* **Objective**
Copy out each line exactly; pictures stay out of the copy.

* **Records for this exercise**
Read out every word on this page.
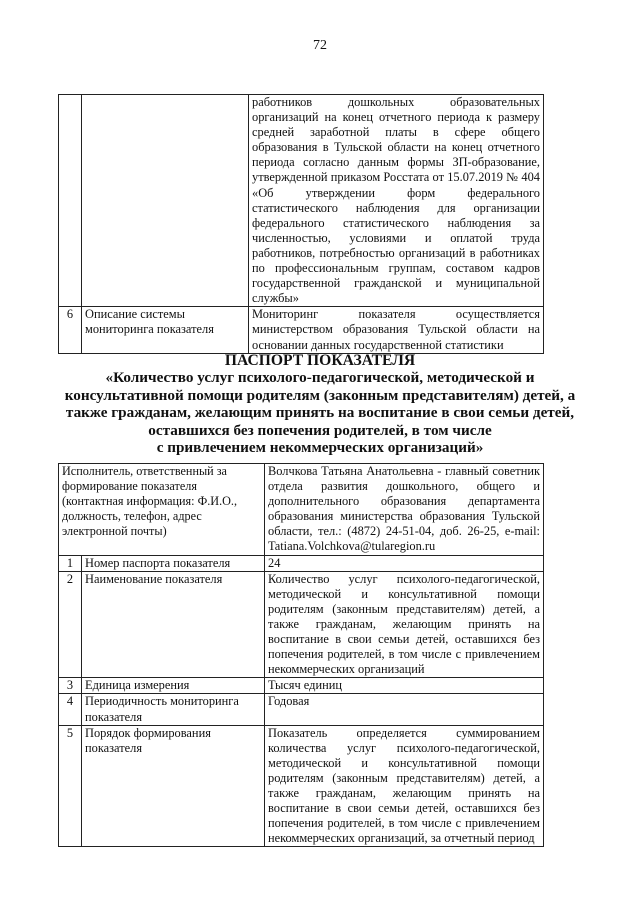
72
		работников дошкольных образовательных организаций на конец отчетного периода к размеру средней заработной платы в сфере общего образования в Тульской области на конец отчетного периода согласно данным формы ЗП-образование, утвержденной приказом Росстата от 15.07.2019 № 404 «Об утверждении форм федерального статистического наблюдения для организации федерального статистического наблюдения за численностью, условиями и оплатой труда работников, потребностью организаций в работниках по профессиональным группам, составом кадров государственной гражданской и муниципальной службы»
6	Описание системы мониторинга показателя	Мониторинг показателя осуществляется министерством образования Тульской области на основании данных государственной статистики
ПАСПОРТ ПОКАЗАТЕЛЯ
«Количество услуг психолого-педагогической, методической и
консультативной помощи родителям (законным представителям) детей, а
также гражданам, желающим принять на воспитание в свои семьи детей,
оставшихся без попечения родителей, в том числе
с привлечением некоммерческих организаций»
Исполнитель, ответственный за формирование показателя (контактная информация: Ф.И.О., должность, телефон, адрес электронной почты)		Волчкова Татьяна Анатольевна - главный советник отдела развития дошкольного, общего и дополнительного образования департамента образования министерства образования Тульской области, тел.: (4872) 24-51-04, доб. 26-25, e-mail: Tatiana.Volchkova@tularegion.ru
1	Номер паспорта показателя	24
2	Наименование показателя	Количество услуг психолого-педагогической, методической и консультативной помощи родителям (законным представителям) детей, а также гражданам, желающим принять на воспитание в свои семьи детей, оставшихся без попечения родителей, в том числе с привлечением некоммерческих организаций
3	Единица измерения	Тысяч единиц
4	Периодичность мониторинга показателя	Годовая
5	Порядок формирования показателя	Показатель определяется суммированием количества услуг психолого-педагогической, методической и консультативной помощи родителям (законным представителям) детей, а также гражданам, желающим принять на воспитание в свои семьи детей, оставшихся без попечения родителей, в том числе с привлечением некоммерческих организаций, за отчетный период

* **Output for this task**
Read out every word on this page.
72
		работников дошкольных образовательных организаций на конец отчетного периода к размеру средней заработной платы в сфере общего образования в Тульской области на конец отчетного периода согласно данным формы ЗП-образование, утвержденной приказом Росстата от 15.07.2019 № 404 «Об утверждении форм федерального статистического наблюдения для организации федерального статистического наблюдения за численностью, условиями и оплатой труда работников, потребностью организаций в работниках по профессиональным группам, составом кадров государственной гражданской и муниципальной службы»
6	Описание системы мониторинга показателя	Мониторинг показателя осуществляется министерством образования Тульской области на основании данных государственной статистики
ПАСПОРТ ПОКАЗАТЕЛЯ
«Количество услуг психолого-педагогической, методической и
консультативной помощи родителям (законным представителям) детей, а
также гражданам, желающим принять на воспитание в свои семьи детей,
оставшихся без попечения родителей, в том числе
с привлечением некоммерческих организаций»
Исполнитель, ответственный за формирование показателя (контактная информация: Ф.И.О., должность, телефон, адрес электронной почты)		Волчкова Татьяна Анатольевна - главный советник отдела развития дошкольного, общего и дополнительного образования департамента образования министерства образования Тульской области, тел.: (4872) 24-51-04, доб. 26-25, e-mail: Tatiana.Volchkova@tularegion.ru
1	Номер паспорта показателя	24
2	Наименование показателя	Количество услуг психолого-педагогической, методической и консультативной помощи родителям (законным представителям) детей, а также гражданам, желающим принять на воспитание в свои семьи детей, оставшихся без попечения родителей, в том числе с привлечением некоммерческих организаций
3	Единица измерения	Тысяч единиц
4	Периодичность мониторинга показателя	Годовая
5	Порядок формирования показателя	Показатель определяется суммированием количества услуг психолого-педагогической, методической и консультативной помощи родителям (законным представителям) детей, а также гражданам, желающим принять на воспитание в свои семьи детей, оставшихся без попечения родителей, в том числе с привлечением некоммерческих организаций, за отчетный период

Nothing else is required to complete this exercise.